Omit any picture, and return the remaining data exactly as written.

==== Task inputs

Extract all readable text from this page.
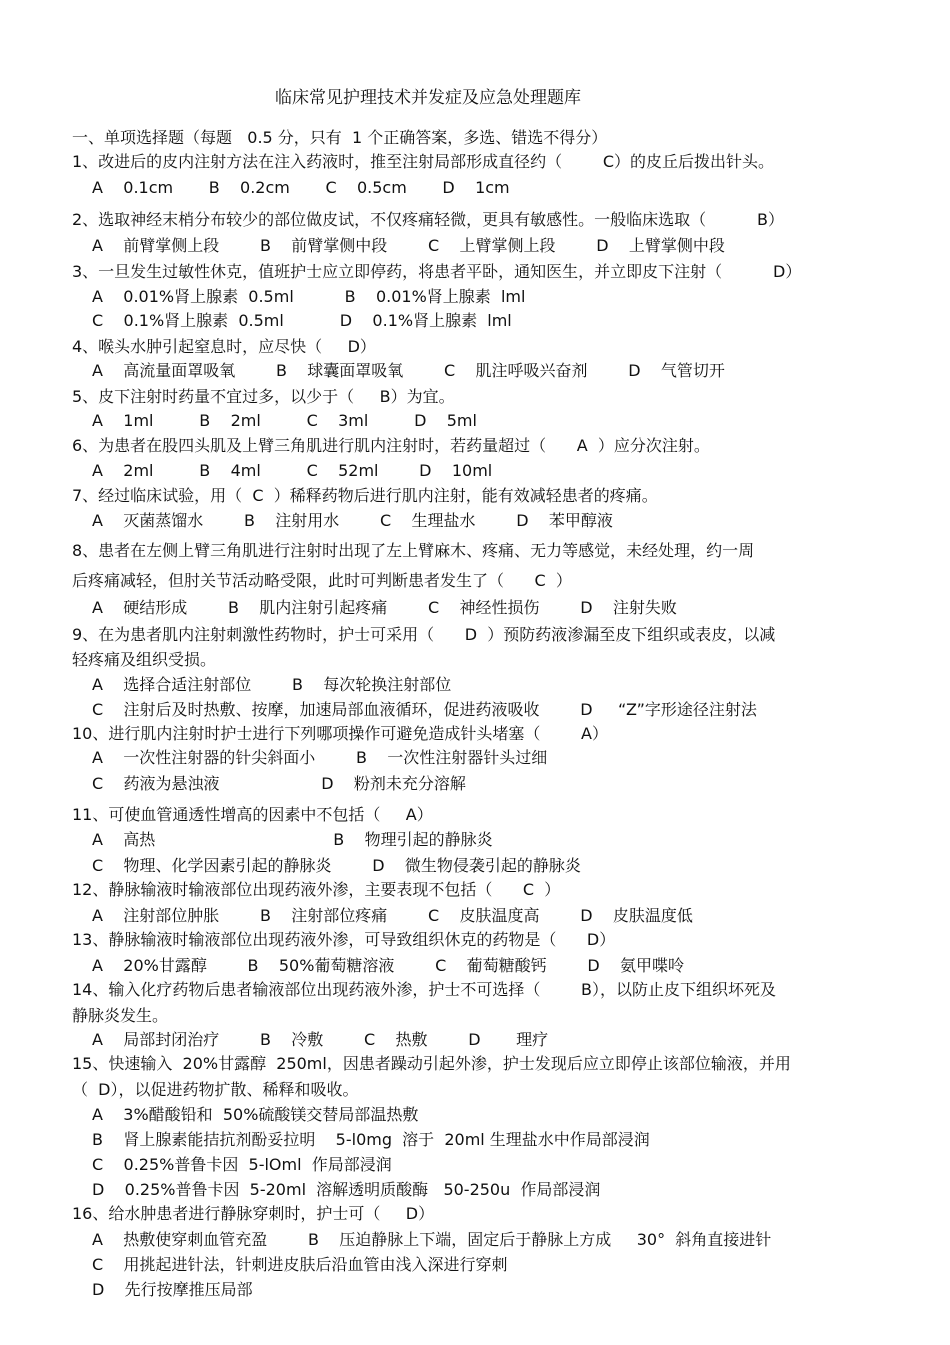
临床常见护理技术并发症及应急处理题库

一、单项选择题（每题   0.5 分，只有  1 个正确答案，多选、错选不得分）

1、改进后的皮内注射方法在注入药液时，推至注射局部形成直径约（        C）的皮丘后拨出针头。

A    0.1cm       B    0.2cm       C    0.5cm       D    1cm

2、选取神经末梢分布较少的部位做皮试，不仅疼痛轻微，更具有敏感性。一般临床选取（          B）

A    前臂掌侧上段        B    前臂掌侧中段        C    上臂掌侧上段        D    上臂掌侧中段

3、一旦发生过敏性休克，值班护士应立即停药，将患者平卧，通知医生，并立即皮下注射（          D）

A    0.01%肾上腺素  0.5ml          B    0.01%肾上腺素  lml

C    0.1%肾上腺素  0.5ml           D    0.1%肾上腺素  lml

4、喉头水肿引起窒息时，应尽快（     D）

A    高流量面罩吸氧        B    球囊面罩吸氧        C    肌注呼吸兴奋剂        D    气管切开

5、皮下注射时药量不宜过多，以少于（     B）为宜。

A    1ml         B    2ml         C    3ml         D    5ml

6、为患者在股四头肌及上臂三角肌进行肌内注射时，若药量超过（      A  ）应分次注射。

A    2ml         B    4ml         C    52ml        D    10ml

7、经过临床试验，用（  C  ）稀释药物后进行肌内注射，能有效减轻患者的疼痛。

A    灭菌蒸馏水        B    注射用水        C    生理盐水        D    苯甲醇液

8、患者在左侧上臂三角肌进行注射时出现了左上臂麻木、疼痛、无力等感觉，未经处理，约一周

后疼痛减轻，但肘关节活动略受限，此时可判断患者发生了（      C  ）

A    硬结形成        B    肌内注射引起疼痛        C    神经性损伤        D    注射失败

9、在为患者肌内注射刺激性药物时，护士可采用（      D  ）预防药液渗漏至皮下组织或表皮，以减

轻疼痛及组织受损。

A    选择合适注射部位        B    每次轮换注射部位

C    注射后及时热敷、按摩，加速局部血液循环，促进药液吸收        D     “Z”字形途径注射法

10、进行肌内注射时护士进行下列哪项操作可避免造成针头堵塞（        A）

A    一次性注射器的针尖斜面小        B    一次性注射器针头过细

C    药液为悬浊液                    D    粉剂未充分溶解

11、可使血管通透性增高的因素中不包括（     A）

A    高热                                   B    物理引起的静脉炎

C    物理、化学因素引起的静脉炎        D    微生物侵袭引起的静脉炎

12、静脉输液时输液部位出现药液外渗，主要表现不包括（      C  ）

A    注射部位肿胀        B    注射部位疼痛        C    皮肤温度高        D    皮肤温度低

13、静脉输液时输液部位出现药液外渗，可导致组织休克的药物是（      D）

A    20%甘露醇        B    50%葡萄糖溶液        C    葡萄糖酸钙        D    氨甲喋呤

14、输入化疗药物后患者输液部位出现药液外渗，护士不可选择（        B），以防止皮下组织坏死及

静脉炎发生。

A    局部封闭治疗        B    冷敷        C    热敷        D       理疗

15、快速输入  20%甘露醇  250ml，因患者躁动引起外渗，护士发现后应立即停止该部位输液，并用

（  D），以促进药物扩散、稀释和吸收。

A    3%醋酸铅和  50%硫酸镁交替局部温热敷

B    肾上腺素能拮抗剂酚妥拉明    5-l0mg  溶于  20ml 生理盐水中作局部浸润

C    0.25%普鲁卡因  5-lOml  作局部浸润

D    0.25%普鲁卡因  5-20ml  溶解透明质酸酶   50-250u  作局部浸润

16、给水肿患者进行静脉穿刺时，护士可（     D）

A    热敷使穿刺血管充盈        B    压迫静脉上下端，固定后于静脉上方成     30°  斜角直接进针

C    用挑起进针法，针刺进皮肤后沿血管由浅入深进行穿刺

D    先行按摩推压局部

========

→ **The reply**:
Extract all readable text from this page.
临床常见护理技术并发症及应急处理题库

一、单项选择题（每题   0.5 分，只有  1 个正确答案，多选、错选不得分）

1、改进后的皮内注射方法在注入药液时，推至注射局部形成直径约（        C）的皮丘后拨出针头。

A    0.1cm       B    0.2cm       C    0.5cm       D    1cm

2、选取神经末梢分布较少的部位做皮试，不仅疼痛轻微，更具有敏感性。一般临床选取（          B）

A    前臂掌侧上段        B    前臂掌侧中段        C    上臂掌侧上段        D    上臂掌侧中段

3、一旦发生过敏性休克，值班护士应立即停药，将患者平卧，通知医生，并立即皮下注射（          D）

A    0.01%肾上腺素  0.5ml          B    0.01%肾上腺素  lml

C    0.1%肾上腺素  0.5ml           D    0.1%肾上腺素  lml

4、喉头水肿引起窒息时，应尽快（     D）

A    高流量面罩吸氧        B    球囊面罩吸氧        C    肌注呼吸兴奋剂        D    气管切开

5、皮下注射时药量不宜过多，以少于（     B）为宜。

A    1ml         B    2ml         C    3ml         D    5ml

6、为患者在股四头肌及上臂三角肌进行肌内注射时，若药量超过（      A  ）应分次注射。

A    2ml         B    4ml         C    52ml        D    10ml

7、经过临床试验，用（  C  ）稀释药物后进行肌内注射，能有效减轻患者的疼痛。

A    灭菌蒸馏水        B    注射用水        C    生理盐水        D    苯甲醇液

8、患者在左侧上臂三角肌进行注射时出现了左上臂麻木、疼痛、无力等感觉，未经处理，约一周

后疼痛减轻，但肘关节活动略受限，此时可判断患者发生了（      C  ）

A    硬结形成        B    肌内注射引起疼痛        C    神经性损伤        D    注射失败

9、在为患者肌内注射刺激性药物时，护士可采用（      D  ）预防药液渗漏至皮下组织或表皮，以减

轻疼痛及组织受损。

A    选择合适注射部位        B    每次轮换注射部位

C    注射后及时热敷、按摩，加速局部血液循环，促进药液吸收        D     “Z”字形途径注射法

10、进行肌内注射时护士进行下列哪项操作可避免造成针头堵塞（        A）

A    一次性注射器的针尖斜面小        B    一次性注射器针头过细

C    药液为悬浊液                    D    粉剂未充分溶解

11、可使血管通透性增高的因素中不包括（     A）

A    高热                                   B    物理引起的静脉炎

C    物理、化学因素引起的静脉炎        D    微生物侵袭引起的静脉炎

12、静脉输液时输液部位出现药液外渗，主要表现不包括（      C  ）

A    注射部位肿胀        B    注射部位疼痛        C    皮肤温度高        D    皮肤温度低

13、静脉输液时输液部位出现药液外渗，可导致组织休克的药物是（      D）

A    20%甘露醇        B    50%葡萄糖溶液        C    葡萄糖酸钙        D    氨甲喋呤

14、输入化疗药物后患者输液部位出现药液外渗，护士不可选择（        B），以防止皮下组织坏死及

静脉炎发生。

A    局部封闭治疗        B    冷敷        C    热敷        D       理疗

15、快速输入  20%甘露醇  250ml，因患者躁动引起外渗，护士发现后应立即停止该部位输液，并用

（  D），以促进药物扩散、稀释和吸收。

A    3%醋酸铅和  50%硫酸镁交替局部温热敷

B    肾上腺素能拮抗剂酚妥拉明    5-l0mg  溶于  20ml 生理盐水中作局部浸润

C    0.25%普鲁卡因  5-lOml  作局部浸润

D    0.25%普鲁卡因  5-20ml  溶解透明质酸酶   50-250u  作局部浸润

16、给水肿患者进行静脉穿刺时，护士可（     D）

A    热敷使穿刺血管充盈        B    压迫静脉上下端，固定后于静脉上方成     30°  斜角直接进针

C    用挑起进针法，针刺进皮肤后沿血管由浅入深进行穿刺

D    先行按摩推压局部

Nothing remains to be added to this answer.